(Lines of data)
******

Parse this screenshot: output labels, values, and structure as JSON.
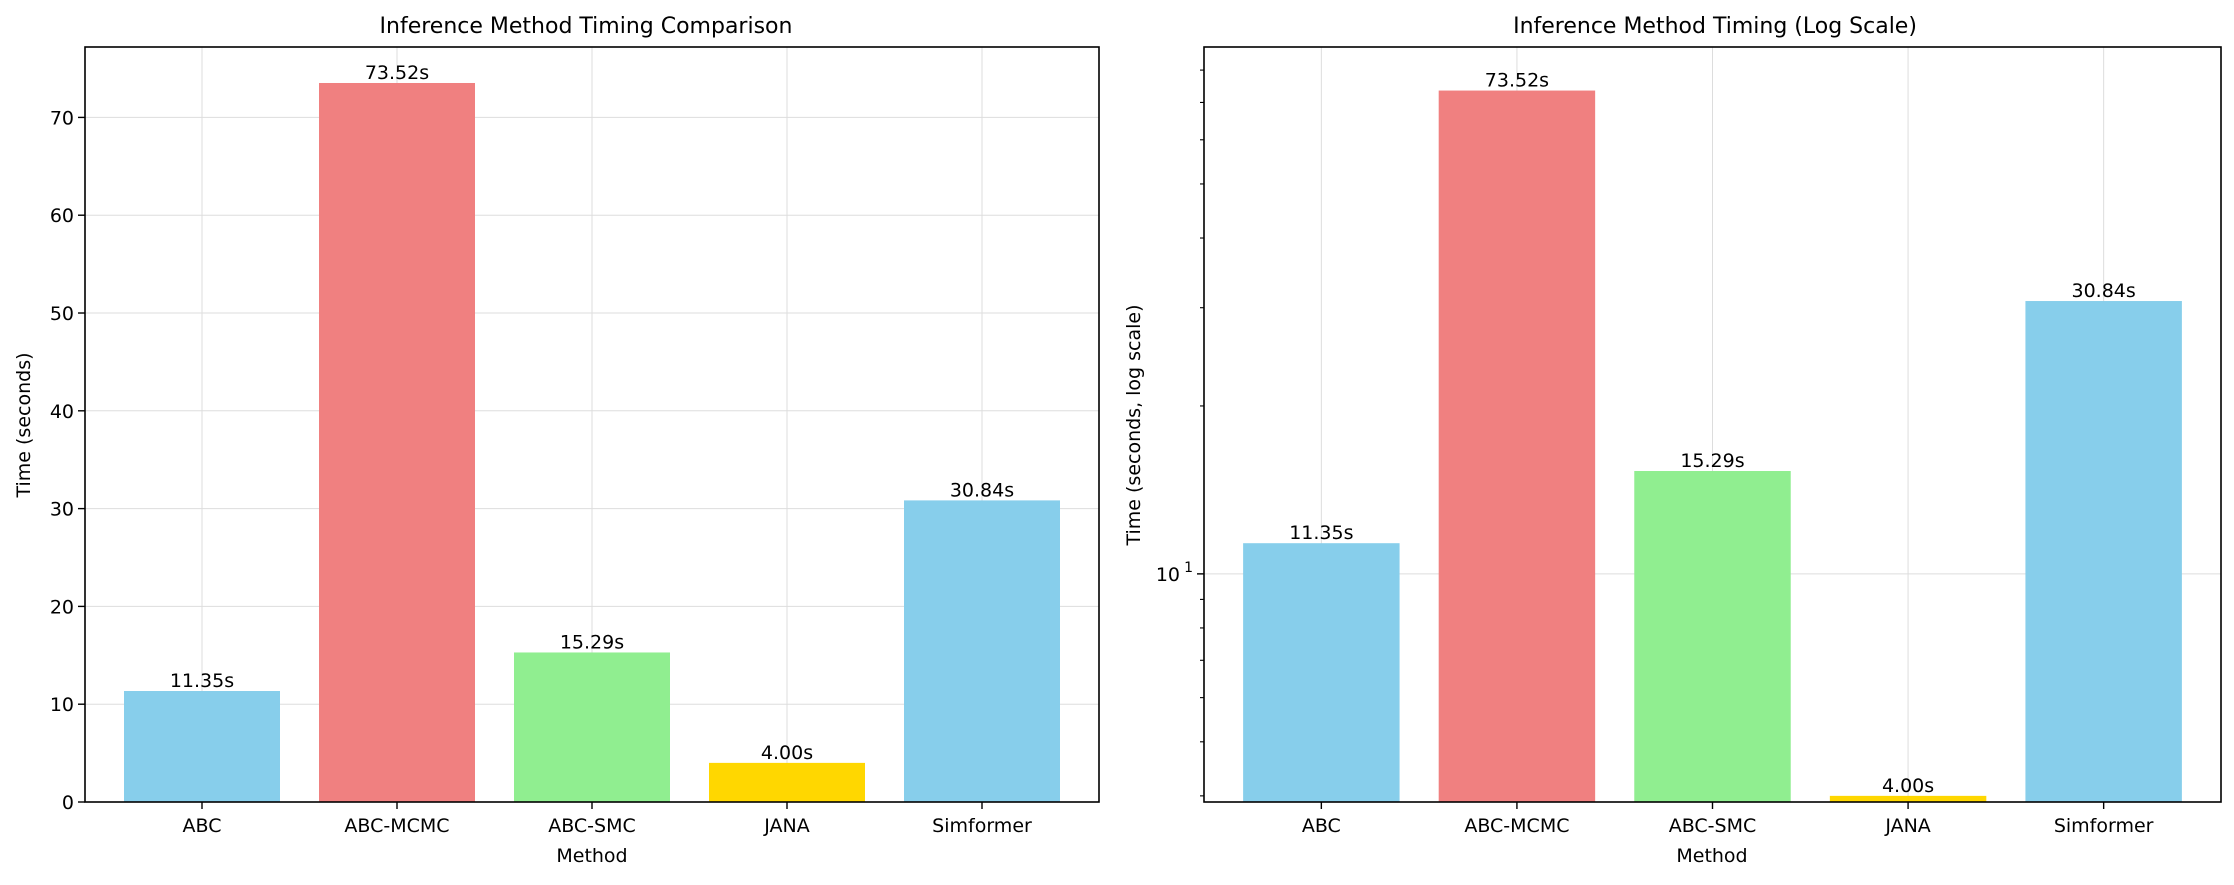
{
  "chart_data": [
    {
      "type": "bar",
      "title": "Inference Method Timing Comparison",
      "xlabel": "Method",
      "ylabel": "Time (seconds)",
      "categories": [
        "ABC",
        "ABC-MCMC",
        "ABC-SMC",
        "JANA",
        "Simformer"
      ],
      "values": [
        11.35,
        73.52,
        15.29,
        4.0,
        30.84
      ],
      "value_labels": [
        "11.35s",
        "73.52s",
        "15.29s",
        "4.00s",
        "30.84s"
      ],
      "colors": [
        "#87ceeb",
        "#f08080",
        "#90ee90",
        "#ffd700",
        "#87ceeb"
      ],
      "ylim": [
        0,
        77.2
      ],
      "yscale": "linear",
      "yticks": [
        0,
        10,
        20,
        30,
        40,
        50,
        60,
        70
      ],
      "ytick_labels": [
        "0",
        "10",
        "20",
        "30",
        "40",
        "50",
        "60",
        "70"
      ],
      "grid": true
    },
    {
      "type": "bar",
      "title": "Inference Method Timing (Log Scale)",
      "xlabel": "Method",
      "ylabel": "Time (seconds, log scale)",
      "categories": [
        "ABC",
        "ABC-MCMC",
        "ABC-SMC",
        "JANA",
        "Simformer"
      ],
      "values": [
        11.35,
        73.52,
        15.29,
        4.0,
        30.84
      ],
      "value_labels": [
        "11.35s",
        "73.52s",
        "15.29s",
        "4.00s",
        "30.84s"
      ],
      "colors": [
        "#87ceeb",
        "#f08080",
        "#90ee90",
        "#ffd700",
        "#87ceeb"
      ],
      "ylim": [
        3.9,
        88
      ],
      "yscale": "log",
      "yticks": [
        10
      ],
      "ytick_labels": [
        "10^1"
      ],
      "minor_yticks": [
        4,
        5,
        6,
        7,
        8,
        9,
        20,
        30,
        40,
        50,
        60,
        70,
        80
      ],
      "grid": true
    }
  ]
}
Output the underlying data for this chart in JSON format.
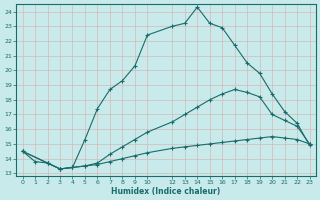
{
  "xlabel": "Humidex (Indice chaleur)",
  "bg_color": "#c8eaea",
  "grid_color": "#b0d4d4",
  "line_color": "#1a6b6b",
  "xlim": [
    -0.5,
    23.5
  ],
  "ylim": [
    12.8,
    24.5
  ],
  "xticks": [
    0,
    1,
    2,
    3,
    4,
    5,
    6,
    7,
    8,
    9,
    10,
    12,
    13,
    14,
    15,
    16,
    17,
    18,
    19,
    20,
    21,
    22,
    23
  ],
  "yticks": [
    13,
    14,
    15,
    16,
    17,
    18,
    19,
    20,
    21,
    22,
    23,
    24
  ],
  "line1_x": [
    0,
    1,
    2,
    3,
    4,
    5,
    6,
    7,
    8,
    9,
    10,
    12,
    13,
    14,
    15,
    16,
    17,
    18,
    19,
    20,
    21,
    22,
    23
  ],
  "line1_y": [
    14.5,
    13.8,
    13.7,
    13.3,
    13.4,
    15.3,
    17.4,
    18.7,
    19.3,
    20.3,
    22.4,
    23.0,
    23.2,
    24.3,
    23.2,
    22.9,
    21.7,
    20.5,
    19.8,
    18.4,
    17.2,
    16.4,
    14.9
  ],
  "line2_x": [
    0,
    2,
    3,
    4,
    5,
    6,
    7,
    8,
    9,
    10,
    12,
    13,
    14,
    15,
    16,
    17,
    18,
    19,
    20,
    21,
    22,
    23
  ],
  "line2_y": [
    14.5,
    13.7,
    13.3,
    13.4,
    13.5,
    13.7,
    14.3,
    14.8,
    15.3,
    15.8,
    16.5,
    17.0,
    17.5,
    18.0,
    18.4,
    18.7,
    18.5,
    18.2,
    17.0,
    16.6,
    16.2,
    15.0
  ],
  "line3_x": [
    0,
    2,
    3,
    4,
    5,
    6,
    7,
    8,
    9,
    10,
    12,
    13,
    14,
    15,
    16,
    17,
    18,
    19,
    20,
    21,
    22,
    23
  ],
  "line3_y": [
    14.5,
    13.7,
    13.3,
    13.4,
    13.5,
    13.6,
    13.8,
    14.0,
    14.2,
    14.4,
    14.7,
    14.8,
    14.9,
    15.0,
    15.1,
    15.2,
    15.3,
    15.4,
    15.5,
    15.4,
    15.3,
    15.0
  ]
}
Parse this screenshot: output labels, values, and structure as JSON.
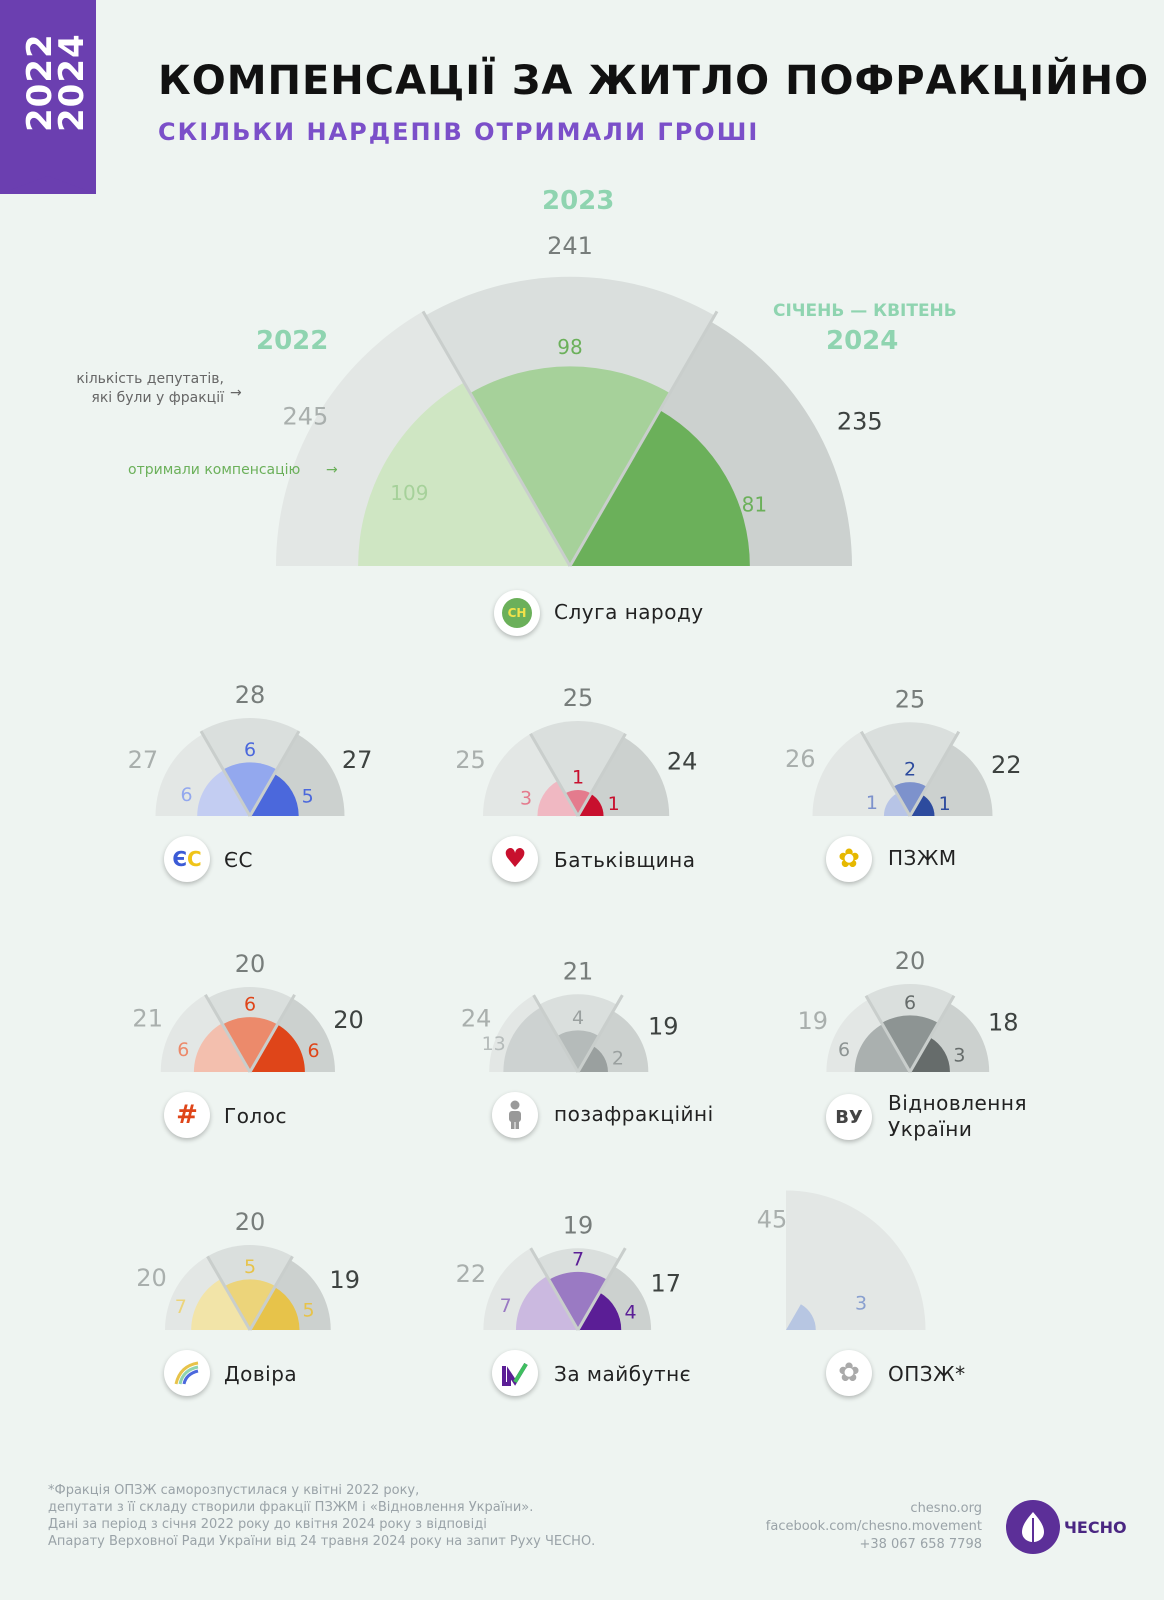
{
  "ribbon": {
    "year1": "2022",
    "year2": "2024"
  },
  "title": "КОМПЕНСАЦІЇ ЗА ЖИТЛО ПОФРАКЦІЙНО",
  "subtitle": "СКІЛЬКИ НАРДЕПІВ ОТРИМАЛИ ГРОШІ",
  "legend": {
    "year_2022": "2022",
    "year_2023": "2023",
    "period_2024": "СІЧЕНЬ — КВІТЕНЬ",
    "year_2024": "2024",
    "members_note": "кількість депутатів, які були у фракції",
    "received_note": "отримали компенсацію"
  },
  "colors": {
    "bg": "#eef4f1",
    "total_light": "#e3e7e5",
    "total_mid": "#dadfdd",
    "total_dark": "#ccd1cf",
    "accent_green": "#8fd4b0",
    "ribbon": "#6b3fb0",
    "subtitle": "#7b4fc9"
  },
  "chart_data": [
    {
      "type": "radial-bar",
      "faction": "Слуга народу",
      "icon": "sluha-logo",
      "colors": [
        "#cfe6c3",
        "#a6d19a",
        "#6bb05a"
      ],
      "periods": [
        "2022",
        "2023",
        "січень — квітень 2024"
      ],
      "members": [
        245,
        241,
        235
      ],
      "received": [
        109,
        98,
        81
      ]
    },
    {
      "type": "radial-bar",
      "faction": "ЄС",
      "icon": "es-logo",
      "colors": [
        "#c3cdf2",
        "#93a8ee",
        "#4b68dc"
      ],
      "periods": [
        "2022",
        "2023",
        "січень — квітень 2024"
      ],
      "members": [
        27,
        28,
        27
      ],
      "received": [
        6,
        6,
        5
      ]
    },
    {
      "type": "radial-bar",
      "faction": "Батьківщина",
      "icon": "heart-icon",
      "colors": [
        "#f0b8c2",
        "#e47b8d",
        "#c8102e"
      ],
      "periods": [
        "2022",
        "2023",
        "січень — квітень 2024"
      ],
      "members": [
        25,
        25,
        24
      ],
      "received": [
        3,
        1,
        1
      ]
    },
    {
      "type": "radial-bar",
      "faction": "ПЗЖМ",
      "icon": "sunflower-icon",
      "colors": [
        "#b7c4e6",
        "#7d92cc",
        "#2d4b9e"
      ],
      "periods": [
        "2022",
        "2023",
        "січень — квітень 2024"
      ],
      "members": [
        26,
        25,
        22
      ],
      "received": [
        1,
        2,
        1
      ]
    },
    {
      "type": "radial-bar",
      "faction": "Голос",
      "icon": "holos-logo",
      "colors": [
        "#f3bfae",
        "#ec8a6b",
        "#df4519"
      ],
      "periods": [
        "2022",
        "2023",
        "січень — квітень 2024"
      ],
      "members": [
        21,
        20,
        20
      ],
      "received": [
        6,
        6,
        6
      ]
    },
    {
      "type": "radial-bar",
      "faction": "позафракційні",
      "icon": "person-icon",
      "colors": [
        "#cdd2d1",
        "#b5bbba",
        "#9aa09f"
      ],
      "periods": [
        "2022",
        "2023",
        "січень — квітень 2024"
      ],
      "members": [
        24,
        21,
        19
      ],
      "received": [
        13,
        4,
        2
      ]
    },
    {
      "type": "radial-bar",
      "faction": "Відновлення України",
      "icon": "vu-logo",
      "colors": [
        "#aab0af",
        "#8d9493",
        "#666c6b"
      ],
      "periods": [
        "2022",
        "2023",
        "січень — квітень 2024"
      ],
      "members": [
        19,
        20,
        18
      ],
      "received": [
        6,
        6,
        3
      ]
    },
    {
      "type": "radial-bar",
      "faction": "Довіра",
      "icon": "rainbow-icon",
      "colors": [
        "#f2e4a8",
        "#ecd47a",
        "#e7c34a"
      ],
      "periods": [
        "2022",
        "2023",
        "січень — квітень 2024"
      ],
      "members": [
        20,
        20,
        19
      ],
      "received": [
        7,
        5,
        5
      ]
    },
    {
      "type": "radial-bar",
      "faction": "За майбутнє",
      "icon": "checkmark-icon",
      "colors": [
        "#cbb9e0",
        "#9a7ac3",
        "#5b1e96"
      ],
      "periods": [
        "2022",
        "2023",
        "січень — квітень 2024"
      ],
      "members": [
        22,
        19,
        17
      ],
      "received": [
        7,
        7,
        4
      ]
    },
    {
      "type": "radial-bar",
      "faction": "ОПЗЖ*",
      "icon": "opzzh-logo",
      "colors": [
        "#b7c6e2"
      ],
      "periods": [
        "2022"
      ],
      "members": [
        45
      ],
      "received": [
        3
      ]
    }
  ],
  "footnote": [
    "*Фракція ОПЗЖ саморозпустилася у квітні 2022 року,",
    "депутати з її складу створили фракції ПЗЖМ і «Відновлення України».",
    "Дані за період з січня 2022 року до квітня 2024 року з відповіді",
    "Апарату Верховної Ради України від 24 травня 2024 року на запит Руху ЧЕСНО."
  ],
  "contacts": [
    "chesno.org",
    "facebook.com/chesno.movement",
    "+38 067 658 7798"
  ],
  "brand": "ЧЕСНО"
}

******

What is required: Out of the material above, gather each line where "Відновлення" appears.

Exercise answer:
      "faction": "Відновлення України",
    "депутати з її складу створили фракції ПЗЖМ і «Відновлення України».",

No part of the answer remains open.